INSTRUCTION: Restate all the material verbatim, except for the pictures.

SOURCE RECORDS:

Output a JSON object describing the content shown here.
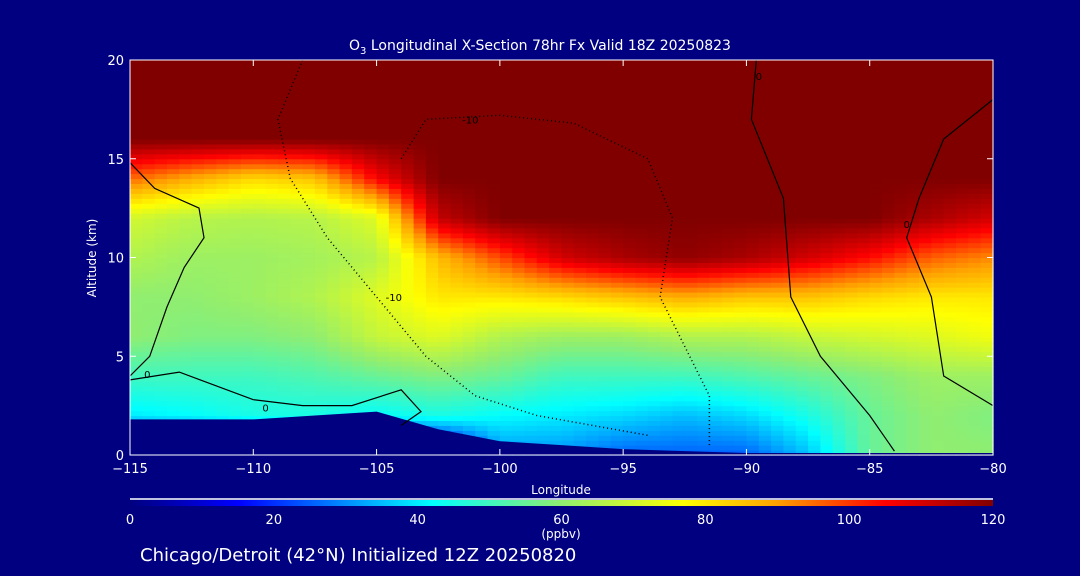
{
  "chart_data": {
    "type": "heatmap",
    "title_prefix": "O",
    "title_sub": "3",
    "title_rest": " Longitudinal X-Section 78hr  Fx Valid 18Z 20250823",
    "xlabel": "Longitude",
    "ylabel": "Altitude (km)",
    "xlim": [
      -115,
      -80
    ],
    "ylim": [
      0,
      20
    ],
    "x_ticks": [
      -115,
      -110,
      -105,
      -100,
      -95,
      -90,
      -85,
      -80
    ],
    "x_tick_labels": [
      "−115",
      "−110",
      "−105",
      "−100",
      "−95",
      "−90",
      "−85",
      "−80"
    ],
    "y_ticks": [
      0,
      5,
      10,
      15,
      20
    ],
    "y_tick_labels": [
      "0",
      "5",
      "10",
      "15",
      "20"
    ],
    "longitudes": [
      -115,
      -112.5,
      -110,
      -107.5,
      -105,
      -102.5,
      -100,
      -97.5,
      -95,
      -92.5,
      -90,
      -87.5,
      -85,
      -82.5,
      -80
    ],
    "altitudes": [
      0,
      2,
      4,
      6,
      8,
      10,
      12,
      14,
      16,
      18,
      20
    ],
    "ozone_ppbv": [
      [
        0,
        40,
        50,
        60,
        60,
        65,
        70,
        95,
        120,
        120,
        120
      ],
      [
        0,
        42,
        50,
        58,
        60,
        62,
        66,
        88,
        120,
        120,
        120
      ],
      [
        0,
        45,
        50,
        58,
        62,
        62,
        65,
        82,
        120,
        120,
        120
      ],
      [
        0,
        45,
        52,
        60,
        65,
        63,
        66,
        85,
        120,
        120,
        120
      ],
      [
        0,
        42,
        55,
        68,
        72,
        66,
        72,
        105,
        120,
        120,
        120
      ],
      [
        0,
        45,
        58,
        72,
        80,
        86,
        112,
        120,
        120,
        120,
        120
      ],
      [
        30,
        42,
        55,
        65,
        80,
        98,
        120,
        120,
        120,
        120,
        120
      ],
      [
        30,
        40,
        50,
        62,
        82,
        110,
        120,
        120,
        120,
        120,
        120
      ],
      [
        25,
        38,
        50,
        62,
        85,
        115,
        120,
        120,
        120,
        120,
        120
      ],
      [
        25,
        35,
        50,
        65,
        88,
        118,
        120,
        120,
        120,
        120,
        120
      ],
      [
        25,
        38,
        52,
        65,
        85,
        115,
        120,
        120,
        120,
        120,
        120
      ],
      [
        35,
        45,
        55,
        68,
        85,
        110,
        120,
        120,
        120,
        120,
        120
      ],
      [
        55,
        55,
        58,
        70,
        82,
        104,
        120,
        120,
        120,
        120,
        120
      ],
      [
        60,
        60,
        62,
        72,
        80,
        96,
        115,
        120,
        120,
        120,
        120
      ],
      [
        60,
        58,
        62,
        75,
        80,
        92,
        110,
        120,
        120,
        120,
        120
      ]
    ],
    "terrain_km": [
      1.8,
      1.8,
      1.8,
      2.0,
      2.2,
      1.3,
      0.7,
      0.5,
      0.3,
      0.2,
      0.1,
      0.1,
      0.1,
      0.1,
      0.1
    ],
    "contours": [
      {
        "label": "0",
        "style": "solid",
        "label_at": [
          -114.3,
          4.1
        ],
        "points": [
          [
            -115,
            14.8
          ],
          [
            -114,
            13.5
          ],
          [
            -112.2,
            12.5
          ],
          [
            -112,
            11
          ],
          [
            -112.8,
            9.5
          ],
          [
            -113.5,
            7.5
          ],
          [
            -114.2,
            5
          ],
          [
            -115,
            4
          ]
        ]
      },
      {
        "label": "0",
        "style": "solid",
        "label_at": [
          -109.5,
          2.4
        ],
        "points": [
          [
            -115,
            3.8
          ],
          [
            -113,
            4.2
          ],
          [
            -110,
            2.8
          ],
          [
            -108,
            2.5
          ],
          [
            -106,
            2.5
          ],
          [
            -104,
            3.3
          ],
          [
            -103.2,
            2.2
          ],
          [
            -104,
            1.5
          ]
        ]
      },
      {
        "label": "-10",
        "style": "dotted",
        "label_at": [
          -104.3,
          8
        ],
        "points": [
          [
            -108,
            20
          ],
          [
            -109,
            17
          ],
          [
            -108.5,
            14
          ],
          [
            -107,
            11
          ],
          [
            -105,
            8
          ],
          [
            -103,
            5
          ],
          [
            -101,
            3
          ],
          [
            -98.5,
            2
          ],
          [
            -94,
            1
          ]
        ]
      },
      {
        "label": "-10",
        "style": "dotted",
        "label_at": [
          -101.2,
          17
        ],
        "points": [
          [
            -104,
            15
          ],
          [
            -103,
            17
          ],
          [
            -100,
            17.2
          ],
          [
            -97,
            16.8
          ],
          [
            -94,
            15
          ],
          [
            -93,
            12
          ],
          [
            -93.5,
            8
          ],
          [
            -91.5,
            3
          ],
          [
            -91.5,
            0.5
          ]
        ]
      },
      {
        "label": "0",
        "style": "solid",
        "label_at": [
          -89.5,
          19.2
        ],
        "points": [
          [
            -89.6,
            20
          ],
          [
            -89.8,
            17
          ],
          [
            -88.5,
            13
          ],
          [
            -88.2,
            8
          ],
          [
            -87,
            5
          ],
          [
            -85,
            2
          ],
          [
            -84,
            0.2
          ]
        ]
      },
      {
        "label": "0",
        "style": "solid",
        "label_at": [
          -83.5,
          11.7
        ],
        "points": [
          [
            -80,
            18
          ],
          [
            -82,
            16
          ],
          [
            -83,
            13
          ],
          [
            -83.5,
            11
          ],
          [
            -82.5,
            8
          ],
          [
            -82,
            4
          ],
          [
            -80,
            2.5
          ]
        ]
      }
    ],
    "colorbar": {
      "ticks": [
        0,
        20,
        40,
        60,
        80,
        100,
        120
      ],
      "tick_labels": [
        "0",
        "20",
        "40",
        "60",
        "80",
        "100",
        "120"
      ],
      "label": "(ppbv)",
      "range": [
        0,
        120
      ],
      "colors": [
        "#000080",
        "#0000ff",
        "#00ffff",
        "#90ee70",
        "#ffff00",
        "#ffa000",
        "#ff0000",
        "#800000"
      ],
      "color_stops": [
        0,
        15,
        42,
        60,
        77,
        90,
        105,
        120
      ]
    },
    "footer": "Chicago/Detroit (42°N) Initialized 12Z 20250820"
  }
}
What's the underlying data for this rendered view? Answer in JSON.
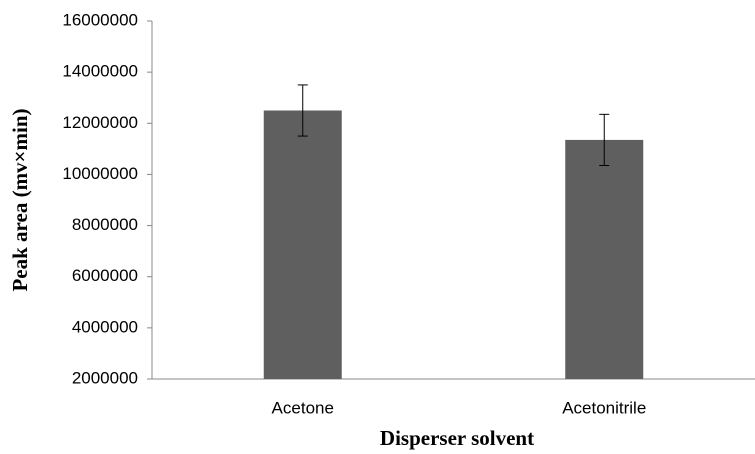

EXERCISE SOLUTION:
Output a JSON object describing the content shown here.
{
  "chart_data": {
    "type": "heatmap",
    "title_prefix": "O",
    "title_sub": "3",
    "title_rest": " Longitudinal X-Section 78hr  Fx Valid 18Z 20250823",
    "xlabel": "Longitude",
    "ylabel": "Altitude (km)",
    "xlim": [
      -115,
      -80
    ],
    "ylim": [
      0,
      20
    ],
    "x_ticks": [
      -115,
      -110,
      -105,
      -100,
      -95,
      -90,
      -85,
      -80
    ],
    "x_tick_labels": [
      "−115",
      "−110",
      "−105",
      "−100",
      "−95",
      "−90",
      "−85",
      "−80"
    ],
    "y_ticks": [
      0,
      5,
      10,
      15,
      20
    ],
    "y_tick_labels": [
      "0",
      "5",
      "10",
      "15",
      "20"
    ],
    "longitudes": [
      -115,
      -112.5,
      -110,
      -107.5,
      -105,
      -102.5,
      -100,
      -97.5,
      -95,
      -92.5,
      -90,
      -87.5,
      -85,
      -82.5,
      -80
    ],
    "altitudes": [
      0,
      2,
      4,
      6,
      8,
      10,
      12,
      14,
      16,
      18,
      20
    ],
    "ozone_ppbv": [
      [
        0,
        40,
        50,
        60,
        60,
        65,
        70,
        95,
        120,
        120,
        120
      ],
      [
        0,
        42,
        50,
        58,
        60,
        62,
        66,
        88,
        120,
        120,
        120
      ],
      [
        0,
        45,
        50,
        58,
        62,
        62,
        65,
        82,
        120,
        120,
        120
      ],
      [
        0,
        45,
        52,
        60,
        65,
        63,
        66,
        85,
        120,
        120,
        120
      ],
      [
        0,
        42,
        55,
        68,
        72,
        66,
        72,
        105,
        120,
        120,
        120
      ],
      [
        0,
        45,
        58,
        72,
        80,
        86,
        112,
        120,
        120,
        120,
        120
      ],
      [
        30,
        42,
        55,
        65,
        80,
        98,
        120,
        120,
        120,
        120,
        120
      ],
      [
        30,
        40,
        50,
        62,
        82,
        110,
        120,
        120,
        120,
        120,
        120
      ],
      [
        25,
        38,
        50,
        62,
        85,
        115,
        120,
        120,
        120,
        120,
        120
      ],
      [
        25,
        35,
        50,
        65,
        88,
        118,
        120,
        120,
        120,
        120,
        120
      ],
      [
        25,
        38,
        52,
        65,
        85,
        115,
        120,
        120,
        120,
        120,
        120
      ],
      [
        35,
        45,
        55,
        68,
        85,
        110,
        120,
        120,
        120,
        120,
        120
      ],
      [
        55,
        55,
        58,
        70,
        82,
        104,
        120,
        120,
        120,
        120,
        120
      ],
      [
        60,
        60,
        62,
        72,
        80,
        96,
        115,
        120,
        120,
        120,
        120
      ],
      [
        60,
        58,
        62,
        75,
        80,
        92,
        110,
        120,
        120,
        120,
        120
      ]
    ],
    "terrain_km": [
      1.8,
      1.8,
      1.8,
      2.0,
      2.2,
      1.3,
      0.7,
      0.5,
      0.3,
      0.2,
      0.1,
      0.1,
      0.1,
      0.1,
      0.1
    ],
    "contours": [
      {
        "label": "0",
        "style": "solid",
        "label_at": [
          -114.3,
          4.1
        ],
        "points": [
          [
            -115,
            14.8
          ],
          [
            -114,
            13.5
          ],
          [
            -112.2,
            12.5
          ],
          [
            -112,
            11
          ],
          [
            -112.8,
            9.5
          ],
          [
            -113.5,
            7.5
          ],
          [
            -114.2,
            5
          ],
          [
            -115,
            4
          ]
        ]
      },
      {
        "label": "0",
        "style": "solid",
        "label_at": [
          -109.5,
          2.4
        ],
        "points": [
          [
            -115,
            3.8
          ],
          [
            -113,
            4.2
          ],
          [
            -110,
            2.8
          ],
          [
            -108,
            2.5
          ],
          [
            -106,
            2.5
          ],
          [
            -104,
            3.3
          ],
          [
            -103.2,
            2.2
          ],
          [
            -104,
            1.5
          ]
        ]
      },
      {
        "label": "-10",
        "style": "dotted",
        "label_at": [
          -104.3,
          8
        ],
        "points": [
          [
            -108,
            20
          ],
          [
            -109,
            17
          ],
          [
            -108.5,
            14
          ],
          [
            -107,
            11
          ],
          [
            -105,
            8
          ],
          [
            -103,
            5
          ],
          [
            -101,
            3
          ],
          [
            -98.5,
            2
          ],
          [
            -94,
            1
          ]
        ]
      },
      {
        "label": "-10",
        "style": "dotted",
        "label_at": [
          -101.2,
          17
        ],
        "points": [
          [
            -104,
            15
          ],
          [
            -103,
            17
          ],
          [
            -100,
            17.2
          ],
          [
            -97,
            16.8
          ],
          [
            -94,
            15
          ],
          [
            -93,
            12
          ],
          [
            -93.5,
            8
          ],
          [
            -91.5,
            3
          ],
          [
            -91.5,
            0.5
          ]
        ]
      },
      {
        "label": "0",
        "style": "solid",
        "label_at": [
          -89.5,
          19.2
        ],
        "points": [
          [
            -89.6,
            20
          ],
          [
            -89.8,
            17
          ],
          [
            -88.5,
            13
          ],
          [
            -88.2,
            8
          ],
          [
            -87,
            5
          ],
          [
            -85,
            2
          ],
          [
            -84,
            0.2
          ]
        ]
      },
      {
        "label": "0",
        "style": "solid",
        "label_at": [
          -83.5,
          11.7
        ],
        "points": [
          [
            -80,
            18
          ],
          [
            -82,
            16
          ],
          [
            -83,
            13
          ],
          [
            -83.5,
            11
          ],
          [
            -82.5,
            8
          ],
          [
            -82,
            4
          ],
          [
            -80,
            2.5
          ]
        ]
      }
    ],
    "colorbar": {
      "ticks": [
        0,
        20,
        40,
        60,
        80,
        100,
        120
      ],
      "tick_labels": [
        "0",
        "20",
        "40",
        "60",
        "80",
        "100",
        "120"
      ],
      "label": "(ppbv)",
      "range": [
        0,
        120
      ],
      "colors": [
        "#000080",
        "#0000ff",
        "#00ffff",
        "#90ee70",
        "#ffff00",
        "#ffa000",
        "#ff0000",
        "#800000"
      ],
      "color_stops": [
        0,
        15,
        42,
        60,
        77,
        90,
        105,
        120
      ]
    },
    "footer": "Chicago/Detroit (42°N) Initialized 12Z 20250820"
  }
}
What's the underlying data for this rendered view? Answer in JSON.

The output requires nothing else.